## Your task
Across the data below, how many lines hold "wages"? Answer with that number and nothing else.

## Supplied records
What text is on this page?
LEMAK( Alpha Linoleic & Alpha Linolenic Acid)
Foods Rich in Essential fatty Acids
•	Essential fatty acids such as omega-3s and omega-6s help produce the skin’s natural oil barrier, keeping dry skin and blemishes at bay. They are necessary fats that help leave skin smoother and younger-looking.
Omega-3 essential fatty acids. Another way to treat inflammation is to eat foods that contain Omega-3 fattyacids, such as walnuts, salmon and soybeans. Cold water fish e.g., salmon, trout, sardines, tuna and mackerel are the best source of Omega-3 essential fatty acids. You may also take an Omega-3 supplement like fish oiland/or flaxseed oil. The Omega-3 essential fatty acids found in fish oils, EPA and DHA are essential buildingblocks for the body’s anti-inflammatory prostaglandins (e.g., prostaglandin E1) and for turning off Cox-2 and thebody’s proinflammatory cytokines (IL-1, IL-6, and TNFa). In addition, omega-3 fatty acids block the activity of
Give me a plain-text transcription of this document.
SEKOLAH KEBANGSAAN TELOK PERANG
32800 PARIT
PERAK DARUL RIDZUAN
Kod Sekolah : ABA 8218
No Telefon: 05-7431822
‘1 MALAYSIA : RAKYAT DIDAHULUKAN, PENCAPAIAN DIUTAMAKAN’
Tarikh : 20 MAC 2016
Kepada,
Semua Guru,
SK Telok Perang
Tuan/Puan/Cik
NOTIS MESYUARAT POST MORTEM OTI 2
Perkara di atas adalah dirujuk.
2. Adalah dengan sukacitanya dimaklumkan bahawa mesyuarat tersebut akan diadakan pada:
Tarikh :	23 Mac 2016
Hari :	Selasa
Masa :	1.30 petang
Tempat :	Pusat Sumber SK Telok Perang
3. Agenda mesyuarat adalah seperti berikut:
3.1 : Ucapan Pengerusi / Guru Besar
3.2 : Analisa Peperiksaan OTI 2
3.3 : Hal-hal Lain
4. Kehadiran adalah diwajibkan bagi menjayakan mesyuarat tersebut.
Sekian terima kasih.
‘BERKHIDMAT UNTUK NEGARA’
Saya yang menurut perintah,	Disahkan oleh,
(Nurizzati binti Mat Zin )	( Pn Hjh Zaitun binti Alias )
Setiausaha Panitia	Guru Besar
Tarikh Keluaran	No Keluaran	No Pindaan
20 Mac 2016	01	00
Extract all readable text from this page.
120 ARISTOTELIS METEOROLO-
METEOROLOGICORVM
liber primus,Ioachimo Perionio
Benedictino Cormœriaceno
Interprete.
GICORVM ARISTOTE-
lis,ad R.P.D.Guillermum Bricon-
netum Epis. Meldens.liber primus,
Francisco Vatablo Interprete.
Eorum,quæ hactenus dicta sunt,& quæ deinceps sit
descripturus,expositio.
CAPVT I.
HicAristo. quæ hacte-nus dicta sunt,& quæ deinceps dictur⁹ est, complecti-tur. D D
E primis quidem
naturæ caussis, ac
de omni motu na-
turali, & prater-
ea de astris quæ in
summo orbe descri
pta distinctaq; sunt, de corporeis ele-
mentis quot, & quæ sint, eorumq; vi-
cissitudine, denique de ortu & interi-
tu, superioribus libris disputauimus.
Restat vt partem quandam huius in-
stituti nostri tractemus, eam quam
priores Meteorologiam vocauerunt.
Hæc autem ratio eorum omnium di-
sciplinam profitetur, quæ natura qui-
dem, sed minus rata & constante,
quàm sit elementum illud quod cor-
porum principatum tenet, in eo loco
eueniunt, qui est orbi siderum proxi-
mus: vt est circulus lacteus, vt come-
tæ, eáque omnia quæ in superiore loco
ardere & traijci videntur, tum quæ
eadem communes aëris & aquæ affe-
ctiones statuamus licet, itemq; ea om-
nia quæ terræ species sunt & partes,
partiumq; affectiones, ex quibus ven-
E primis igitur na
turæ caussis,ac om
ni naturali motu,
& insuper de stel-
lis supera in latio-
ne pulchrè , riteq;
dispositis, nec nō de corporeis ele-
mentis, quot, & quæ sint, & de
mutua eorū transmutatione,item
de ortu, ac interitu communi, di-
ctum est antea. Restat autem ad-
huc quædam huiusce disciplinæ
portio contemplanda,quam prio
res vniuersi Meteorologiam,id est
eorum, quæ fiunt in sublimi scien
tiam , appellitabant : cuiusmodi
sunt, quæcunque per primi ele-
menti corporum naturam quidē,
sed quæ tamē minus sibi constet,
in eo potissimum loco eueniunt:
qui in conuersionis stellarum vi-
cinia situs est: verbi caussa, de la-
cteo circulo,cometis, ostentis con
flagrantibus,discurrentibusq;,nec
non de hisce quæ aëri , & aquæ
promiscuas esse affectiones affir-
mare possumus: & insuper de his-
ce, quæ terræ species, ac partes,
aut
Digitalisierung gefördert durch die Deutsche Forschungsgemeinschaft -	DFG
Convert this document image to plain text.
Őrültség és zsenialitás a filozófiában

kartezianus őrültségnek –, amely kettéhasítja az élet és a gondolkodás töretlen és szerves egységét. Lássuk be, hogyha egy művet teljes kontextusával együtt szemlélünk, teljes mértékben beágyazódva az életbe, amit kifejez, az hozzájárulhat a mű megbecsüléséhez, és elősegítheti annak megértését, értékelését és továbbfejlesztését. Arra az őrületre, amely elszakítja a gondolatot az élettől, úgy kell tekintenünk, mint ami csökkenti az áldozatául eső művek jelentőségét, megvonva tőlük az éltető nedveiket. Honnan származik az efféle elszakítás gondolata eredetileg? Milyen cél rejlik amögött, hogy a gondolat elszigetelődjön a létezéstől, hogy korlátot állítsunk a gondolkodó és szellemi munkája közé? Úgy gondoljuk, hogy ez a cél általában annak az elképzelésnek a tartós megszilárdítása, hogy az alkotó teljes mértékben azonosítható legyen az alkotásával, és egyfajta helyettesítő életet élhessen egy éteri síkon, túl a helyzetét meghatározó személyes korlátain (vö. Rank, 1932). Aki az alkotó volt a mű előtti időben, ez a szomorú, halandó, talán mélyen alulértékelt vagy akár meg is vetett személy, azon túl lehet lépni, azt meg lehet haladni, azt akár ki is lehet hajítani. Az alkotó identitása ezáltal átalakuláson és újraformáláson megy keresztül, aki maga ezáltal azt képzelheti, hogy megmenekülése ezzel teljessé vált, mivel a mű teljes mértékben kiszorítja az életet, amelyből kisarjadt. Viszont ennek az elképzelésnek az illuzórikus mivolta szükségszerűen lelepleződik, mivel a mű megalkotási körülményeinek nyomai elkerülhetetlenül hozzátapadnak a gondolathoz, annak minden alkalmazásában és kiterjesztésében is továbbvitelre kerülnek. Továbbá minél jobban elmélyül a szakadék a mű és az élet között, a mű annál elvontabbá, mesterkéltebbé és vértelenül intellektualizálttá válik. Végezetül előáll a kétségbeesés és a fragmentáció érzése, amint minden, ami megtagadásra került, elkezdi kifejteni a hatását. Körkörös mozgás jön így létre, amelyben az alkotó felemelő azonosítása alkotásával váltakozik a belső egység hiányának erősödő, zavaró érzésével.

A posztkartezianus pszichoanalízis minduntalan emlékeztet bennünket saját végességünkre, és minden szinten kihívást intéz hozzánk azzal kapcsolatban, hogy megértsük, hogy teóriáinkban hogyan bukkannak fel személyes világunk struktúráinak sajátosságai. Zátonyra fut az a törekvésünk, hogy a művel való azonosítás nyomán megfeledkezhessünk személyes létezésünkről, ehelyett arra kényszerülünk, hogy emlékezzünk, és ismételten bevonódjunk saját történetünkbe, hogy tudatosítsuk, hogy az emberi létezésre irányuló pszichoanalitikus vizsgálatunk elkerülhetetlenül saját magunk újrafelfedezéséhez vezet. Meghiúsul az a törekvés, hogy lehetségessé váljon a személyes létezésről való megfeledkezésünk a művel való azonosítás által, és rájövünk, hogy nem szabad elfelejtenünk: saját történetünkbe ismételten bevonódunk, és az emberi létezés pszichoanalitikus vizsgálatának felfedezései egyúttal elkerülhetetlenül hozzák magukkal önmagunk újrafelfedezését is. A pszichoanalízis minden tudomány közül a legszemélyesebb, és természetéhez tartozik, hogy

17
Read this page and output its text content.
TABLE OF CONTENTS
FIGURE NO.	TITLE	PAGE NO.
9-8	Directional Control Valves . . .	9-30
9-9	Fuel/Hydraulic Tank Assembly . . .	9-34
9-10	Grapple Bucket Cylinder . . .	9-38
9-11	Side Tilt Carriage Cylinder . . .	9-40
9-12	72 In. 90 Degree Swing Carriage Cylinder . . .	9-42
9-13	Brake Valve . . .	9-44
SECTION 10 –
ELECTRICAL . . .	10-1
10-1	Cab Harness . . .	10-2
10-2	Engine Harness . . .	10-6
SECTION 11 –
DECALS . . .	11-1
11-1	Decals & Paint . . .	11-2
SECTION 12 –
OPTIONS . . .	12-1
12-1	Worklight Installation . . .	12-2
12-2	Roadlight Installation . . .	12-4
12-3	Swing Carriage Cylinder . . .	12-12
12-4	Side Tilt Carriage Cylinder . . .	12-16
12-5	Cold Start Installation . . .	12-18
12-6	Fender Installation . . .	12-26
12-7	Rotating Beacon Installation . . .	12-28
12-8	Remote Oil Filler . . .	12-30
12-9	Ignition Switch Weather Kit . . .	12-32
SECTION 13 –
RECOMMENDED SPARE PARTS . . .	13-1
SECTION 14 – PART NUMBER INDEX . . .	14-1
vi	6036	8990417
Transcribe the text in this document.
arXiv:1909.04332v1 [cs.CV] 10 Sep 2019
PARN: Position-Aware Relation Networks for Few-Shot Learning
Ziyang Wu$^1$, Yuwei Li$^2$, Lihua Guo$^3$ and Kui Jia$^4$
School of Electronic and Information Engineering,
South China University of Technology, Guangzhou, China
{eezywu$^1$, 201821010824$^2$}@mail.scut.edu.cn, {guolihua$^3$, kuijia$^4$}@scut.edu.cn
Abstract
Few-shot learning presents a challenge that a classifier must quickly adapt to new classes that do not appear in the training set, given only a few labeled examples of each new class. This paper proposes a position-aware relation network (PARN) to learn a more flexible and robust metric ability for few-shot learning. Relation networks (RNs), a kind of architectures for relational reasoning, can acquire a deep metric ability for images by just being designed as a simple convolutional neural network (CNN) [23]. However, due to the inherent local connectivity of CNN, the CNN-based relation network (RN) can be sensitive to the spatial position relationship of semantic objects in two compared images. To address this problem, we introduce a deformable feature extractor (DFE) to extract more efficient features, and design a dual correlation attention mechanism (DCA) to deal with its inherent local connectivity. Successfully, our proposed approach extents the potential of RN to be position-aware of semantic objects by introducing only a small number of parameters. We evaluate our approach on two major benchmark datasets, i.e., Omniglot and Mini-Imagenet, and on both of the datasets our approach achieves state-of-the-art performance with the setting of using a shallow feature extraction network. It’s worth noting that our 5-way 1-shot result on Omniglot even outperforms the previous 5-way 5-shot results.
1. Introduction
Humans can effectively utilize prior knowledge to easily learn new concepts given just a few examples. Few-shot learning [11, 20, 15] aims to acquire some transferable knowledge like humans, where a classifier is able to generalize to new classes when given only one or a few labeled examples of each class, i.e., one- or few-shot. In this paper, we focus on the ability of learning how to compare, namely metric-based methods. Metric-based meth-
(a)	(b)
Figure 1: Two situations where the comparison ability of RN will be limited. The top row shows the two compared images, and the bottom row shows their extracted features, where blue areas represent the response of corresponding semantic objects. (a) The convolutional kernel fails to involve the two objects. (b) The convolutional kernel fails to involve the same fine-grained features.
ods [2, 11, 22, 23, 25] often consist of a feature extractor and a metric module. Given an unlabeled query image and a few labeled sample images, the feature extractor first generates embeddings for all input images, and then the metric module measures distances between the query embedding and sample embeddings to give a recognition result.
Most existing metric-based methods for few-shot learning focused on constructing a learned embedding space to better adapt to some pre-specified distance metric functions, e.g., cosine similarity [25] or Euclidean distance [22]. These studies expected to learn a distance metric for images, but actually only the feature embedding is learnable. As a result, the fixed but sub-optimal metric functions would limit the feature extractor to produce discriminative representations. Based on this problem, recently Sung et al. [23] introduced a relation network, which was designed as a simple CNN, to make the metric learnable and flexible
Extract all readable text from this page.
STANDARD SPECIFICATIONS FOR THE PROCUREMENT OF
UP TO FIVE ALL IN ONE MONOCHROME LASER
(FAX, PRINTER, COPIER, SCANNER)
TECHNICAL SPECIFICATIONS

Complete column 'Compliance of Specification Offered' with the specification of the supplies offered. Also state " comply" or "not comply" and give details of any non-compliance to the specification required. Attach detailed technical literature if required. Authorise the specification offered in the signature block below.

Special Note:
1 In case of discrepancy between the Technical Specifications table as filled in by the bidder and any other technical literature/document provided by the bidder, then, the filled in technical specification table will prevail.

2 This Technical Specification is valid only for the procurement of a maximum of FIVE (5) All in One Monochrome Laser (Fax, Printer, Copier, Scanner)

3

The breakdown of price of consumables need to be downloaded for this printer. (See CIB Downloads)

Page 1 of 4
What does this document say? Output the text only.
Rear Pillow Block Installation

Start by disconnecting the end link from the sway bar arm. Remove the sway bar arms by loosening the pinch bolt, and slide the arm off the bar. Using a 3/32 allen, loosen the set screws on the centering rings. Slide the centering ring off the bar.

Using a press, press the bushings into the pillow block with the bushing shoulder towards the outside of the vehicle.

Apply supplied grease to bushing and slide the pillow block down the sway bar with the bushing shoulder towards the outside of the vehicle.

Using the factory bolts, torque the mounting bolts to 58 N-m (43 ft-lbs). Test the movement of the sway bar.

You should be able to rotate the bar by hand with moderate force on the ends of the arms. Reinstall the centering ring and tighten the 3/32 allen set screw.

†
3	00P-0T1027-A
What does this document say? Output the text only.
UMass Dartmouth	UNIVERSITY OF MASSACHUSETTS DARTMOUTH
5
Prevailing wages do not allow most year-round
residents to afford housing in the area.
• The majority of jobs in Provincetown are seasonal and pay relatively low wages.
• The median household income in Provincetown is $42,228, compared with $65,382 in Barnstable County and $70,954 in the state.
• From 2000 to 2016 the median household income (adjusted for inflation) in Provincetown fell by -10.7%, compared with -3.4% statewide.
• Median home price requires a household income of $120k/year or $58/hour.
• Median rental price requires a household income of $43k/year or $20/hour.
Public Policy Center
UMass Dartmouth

## The response
2